[Text section]
Cumulative distribution function of soil erosion and formation rates from numerous studies around the world. Hollow circles represent rates of soil formation, solid line is geological erosion rates, triangles are soil erosion rates under native vegetation, while diamonds are soil erosion rates under various conservation tillage methods (terracing or no-till agriculture). Solid circles represent plough-based agriculture. Source: D. Montgomery, Soil erosion and agricultural sustainability

The key things to note are these:

  • Rates of soil production and erosion under native vegetation are roughly similar, suggesting soil depths are naturally in equilibrium.
  • Rates of "agricultural" erosion are a couple of orders of magnitude higher, suggesting that ploughing is not a long-term proposition.
  • Rates of "Conservation" erosion are roughly comparable to to natural erosion rates under native vegetation. This covers more sustainable management regimes such as terracing and no-till agriculture.
This suggests that the long-term sustainability of industrial agriculture requires the use of no-till farming systems in which ploughing is not done, crop residues are left on the field, and weeds are managed another way (primarily via herbicides today).


The three major fertilizer nutrients applied in industrial agriculture are Nitrogen (N), Phosphorus (P), and Potassium (K). None appear to be a critical constraint on agriculture to the 2050 timeframe, though there are significant issues with nitrogen in the short term.

Nitrogen fertilizer is manufactured via the Haber-Bosch process in which nitrogen gas (which forms almost 80% of the atmosphere) is heated with hydrogen over an iron catalyst at high temperatures and pressures to form ammonia (NH3) which is subsequently reacted with other compounds to form urea, ammonium sulphate, and other compounds used as fertilizer. Presently, almost all the hydrogen input to this process is produced by steam reformation of natural gas, and this is the cause of the short term problem since natural gas supplies are problematic, and likely to worsen with both Europe and North America probably at or past peak natural gas. Fertilizer manufacture is exiting these regions and moving to the Middle East, Trinidad, and other places with more natural gas.

However, in the long term, there's no reason nitrogen fertilizer has to be made from natural gas. In my scenario in which energy production is dominated by renewable/nuclear electricity by 2050, the natural source of hydrogen for Haber-Bosch is by electrolyzing water. Producing nitrogen fertilizer is unproblematic as long as society has ample energy.

The reserves and reserve-base for phosphorus are enormous. According to the USGS, 2006 global production of phosphate rock was 145 million tons, while reserves were 18 billion tons, and the reserve base was 50 billion tons. For the 2050 timeframe, I consider reserve base to be the more appropriate number for the same reasons discussed under lithium. The reserve base for phosphate rock is 350 times larger than 2006 production, so there is no evidence of a problem at present.

Some bloggers are concerned that the Hubbert linearization suggests peak phosphorus has already past. However, Hubbert linearization is not very reliable if there is no independent evidence to suggest peak is at hand, due to the problem of dual peak structures giving rise to misleading linear regions (eg see the UK oil linearization). In this case, with enormous reserves, and stable phosphorus prices (they haven't varied outside the range of $27-$28/ton from 2002-2006), it seems very unlikely that phosphorus is in trouble. JD has made a similar point (snark warning).

Potassium comes from the mining of potash. The USGS estimates the global reserve base to be 550 times larger than current usage. So potassium is unlikely to limit civilization any time soon.

[Directions]
**a)** Answer these questions using the passage on soil erosion and fertilizer nutrients:
(i) What industrial process is used to manufacture nitrogen fertilizer?
(ii) According to the USGS, what was global production of phosphate rock in 2006?
(iii) How many times larger than current usage does the USGS estimate the global reserve base for potash to be?
**b)** Carry on the passage on soil erosion and fertilizer nutrients, picking up after its final sentence.

[Data section]
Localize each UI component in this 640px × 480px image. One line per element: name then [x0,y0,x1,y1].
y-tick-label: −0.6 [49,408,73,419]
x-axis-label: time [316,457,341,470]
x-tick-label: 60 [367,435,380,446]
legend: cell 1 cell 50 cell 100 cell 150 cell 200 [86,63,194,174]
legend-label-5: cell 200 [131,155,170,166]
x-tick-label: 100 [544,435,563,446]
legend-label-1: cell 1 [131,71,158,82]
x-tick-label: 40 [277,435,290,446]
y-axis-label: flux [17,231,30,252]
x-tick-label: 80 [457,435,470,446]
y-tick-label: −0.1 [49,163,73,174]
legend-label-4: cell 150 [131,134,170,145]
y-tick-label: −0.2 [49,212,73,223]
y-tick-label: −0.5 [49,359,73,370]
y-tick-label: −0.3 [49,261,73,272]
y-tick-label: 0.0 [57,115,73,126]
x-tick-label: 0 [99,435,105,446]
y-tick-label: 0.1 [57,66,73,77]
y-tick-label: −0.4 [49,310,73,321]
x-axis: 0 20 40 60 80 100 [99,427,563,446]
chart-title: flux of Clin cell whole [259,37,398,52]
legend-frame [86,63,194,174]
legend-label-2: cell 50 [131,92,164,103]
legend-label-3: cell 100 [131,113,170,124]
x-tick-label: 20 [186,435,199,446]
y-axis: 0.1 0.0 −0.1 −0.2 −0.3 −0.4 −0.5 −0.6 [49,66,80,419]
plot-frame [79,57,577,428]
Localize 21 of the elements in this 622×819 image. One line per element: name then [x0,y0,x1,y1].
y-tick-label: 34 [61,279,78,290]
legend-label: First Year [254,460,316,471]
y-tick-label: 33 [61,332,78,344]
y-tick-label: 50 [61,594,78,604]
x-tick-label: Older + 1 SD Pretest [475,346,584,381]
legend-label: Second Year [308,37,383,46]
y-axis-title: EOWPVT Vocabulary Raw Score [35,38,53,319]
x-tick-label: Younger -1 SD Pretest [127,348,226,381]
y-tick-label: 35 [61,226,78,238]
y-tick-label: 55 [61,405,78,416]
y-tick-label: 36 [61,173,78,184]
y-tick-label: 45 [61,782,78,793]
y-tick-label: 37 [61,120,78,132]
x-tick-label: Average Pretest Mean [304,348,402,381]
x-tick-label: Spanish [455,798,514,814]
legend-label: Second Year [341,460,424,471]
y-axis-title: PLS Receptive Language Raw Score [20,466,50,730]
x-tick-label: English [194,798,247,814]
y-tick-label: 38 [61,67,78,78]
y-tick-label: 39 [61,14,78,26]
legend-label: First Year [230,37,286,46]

[Answer list]
**a)**
(i) The Haber-Bosch process.
(ii) 145 million tons.
(iii) 550 times larger.

**b)**
Fuel use in Farming and Food Transport

I don't have global statistics, but at least in the US, agriculture is a minor user of oil. In total, it only used 2.2% of oil in 2000. This contrasts with cars and light trucks, which used 40%, heavy trucks which used 12.7%, air travel at 6.7% etc. Since agriculture is such a critical industry, we can ensure it is preferred for oil usage.

Furthermore, all shipping trade only uses 2.5% of US oil use. Most of that is shipping things other than food, but the bulk of food transportation is in there too. Amongst critics of globalism, the image of strawberries being flown from Chile is a popular thing to pick on. However, things like strawberries form a miniscule fraction of our diet. A more representative image of global food trade would be a grain ship like this one:

Grain ship docked in Australia.

Shipping is extremely energy efficient - two orders of magnitude better per ton-mile than air freight. Thus, long-haul shipping of food will be cost effective long after oil has peaked. Ships can also be run on nuclear power, as the US navy has been demonstrating for decades.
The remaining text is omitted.